*YOUR TASK*: Write out the passage of the Uncanny Magazine review that begins at the words "- Marc Rustad" and ends after "oppressive mainstream media.", keeping every word and mark unchanged.

‘Uncanny Magazine’ is a bimonthly periodical that features essays and fiction. I’ll pick out the highlights.
The first fiction is ‘Bodies Stacked Like Firewood’ by Sam J. Miller. When Cyd, a transgender person commits suicide, tragically unhappy due to our rotten society, some of his friends blame themselves. The narrator is a promiscuous gay ‘bottom’ who goes online looking for ‘fuck buddies’. That’s okay because he’s not a heterosexual man objectifying women’s bodies by only wanting them for sex. The story contains Cyd’s fantastical theories about ‘The Great Gatsby’ by F. Scott Fitzgerald which in Cyd’s eyes predicted the Nazi Holocaust. Fitzgerald may have been told about it by his wife, Zelda, who had visions which drove her crazy. There is reference to a cis gender man. Cis gender, for those of you still living in the Stone Age, is a term for those people who have a gender identity that matches the sex they were assigned at birth, ie cismen are happy being men. They used to be called ’men‘.
- Marc Rustad is ’a queer non-binary writer’ (look it up, Stone Age Man!) and wrote ’Monster Girls Don’t Cry’. A girl lives in a castle with her sister. Sis never goes out because she has too many teeth in her mouth, all pointy and long claws in her hands. Our heroine mixes in the normal world by filing down the horns that grow out of her head and the wings that grow out of her back. After an attempted rape by her boyfriend, she decides she prefers girls. Then her ex starts stalking her and kidnaps her sister. This was well-written and the message of tolerance for those who look different has hardly ever been touched on by ‘Star Trek’ and similar so-called fantasy productions in the oppressive mainstream media.

*INFORMATION SHOWN*:
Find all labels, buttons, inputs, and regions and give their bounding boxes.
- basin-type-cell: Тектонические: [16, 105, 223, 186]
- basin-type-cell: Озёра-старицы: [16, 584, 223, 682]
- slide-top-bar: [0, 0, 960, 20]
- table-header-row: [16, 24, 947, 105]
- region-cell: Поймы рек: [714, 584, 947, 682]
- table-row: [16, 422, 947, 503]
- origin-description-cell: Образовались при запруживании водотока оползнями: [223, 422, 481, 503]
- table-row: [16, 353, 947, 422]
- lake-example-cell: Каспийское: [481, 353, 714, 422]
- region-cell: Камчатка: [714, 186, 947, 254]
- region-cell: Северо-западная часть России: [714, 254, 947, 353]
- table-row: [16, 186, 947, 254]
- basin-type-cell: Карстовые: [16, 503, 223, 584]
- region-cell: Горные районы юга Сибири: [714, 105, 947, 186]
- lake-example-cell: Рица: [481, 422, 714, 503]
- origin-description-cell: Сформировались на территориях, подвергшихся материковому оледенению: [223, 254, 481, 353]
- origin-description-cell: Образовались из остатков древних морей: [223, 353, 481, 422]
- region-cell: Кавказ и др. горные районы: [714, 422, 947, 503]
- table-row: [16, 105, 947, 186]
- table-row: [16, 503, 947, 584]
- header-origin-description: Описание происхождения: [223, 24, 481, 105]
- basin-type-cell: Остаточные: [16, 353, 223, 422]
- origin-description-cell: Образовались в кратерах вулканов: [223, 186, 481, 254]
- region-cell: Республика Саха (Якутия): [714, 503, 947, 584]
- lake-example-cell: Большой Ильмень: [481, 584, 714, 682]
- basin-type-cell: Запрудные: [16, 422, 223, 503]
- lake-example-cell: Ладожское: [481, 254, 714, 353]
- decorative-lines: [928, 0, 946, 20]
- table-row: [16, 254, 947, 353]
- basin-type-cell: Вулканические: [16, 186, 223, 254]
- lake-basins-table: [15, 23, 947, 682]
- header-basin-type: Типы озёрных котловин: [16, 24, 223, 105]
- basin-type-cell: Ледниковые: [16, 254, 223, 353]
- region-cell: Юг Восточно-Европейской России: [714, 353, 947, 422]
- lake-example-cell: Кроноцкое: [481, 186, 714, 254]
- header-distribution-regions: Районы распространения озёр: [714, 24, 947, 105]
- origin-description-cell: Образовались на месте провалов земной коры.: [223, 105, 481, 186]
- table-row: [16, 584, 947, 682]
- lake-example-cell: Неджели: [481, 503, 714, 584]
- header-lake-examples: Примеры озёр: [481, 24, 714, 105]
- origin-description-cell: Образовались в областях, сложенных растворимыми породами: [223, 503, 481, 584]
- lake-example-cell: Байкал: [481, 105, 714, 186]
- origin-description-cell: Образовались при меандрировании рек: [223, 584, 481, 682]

*ANSWER TO THIS TASK*:
- Marc Rustad is ’a queer non-binary writer’ (look it up, Stone Age Man!) and wrote ’Monster Girls Don’t Cry’. A girl lives in a castle with her sister. Sis never goes out because she has too many teeth in her mouth, all pointy and long claws in her hands. Our heroine mixes in the normal world by filing down the horns that grow out of her head and the wings that grow out of her back. After an attempted rape by her boyfriend, she decides she prefers girls. Then her ex starts stalking her and kidnaps her sister. This was well-written and the message of tolerance for those who look different has hardly ever been touched on by ‘Star Trek’ and similar so-called fantasy productions in the oppressive mainstream media.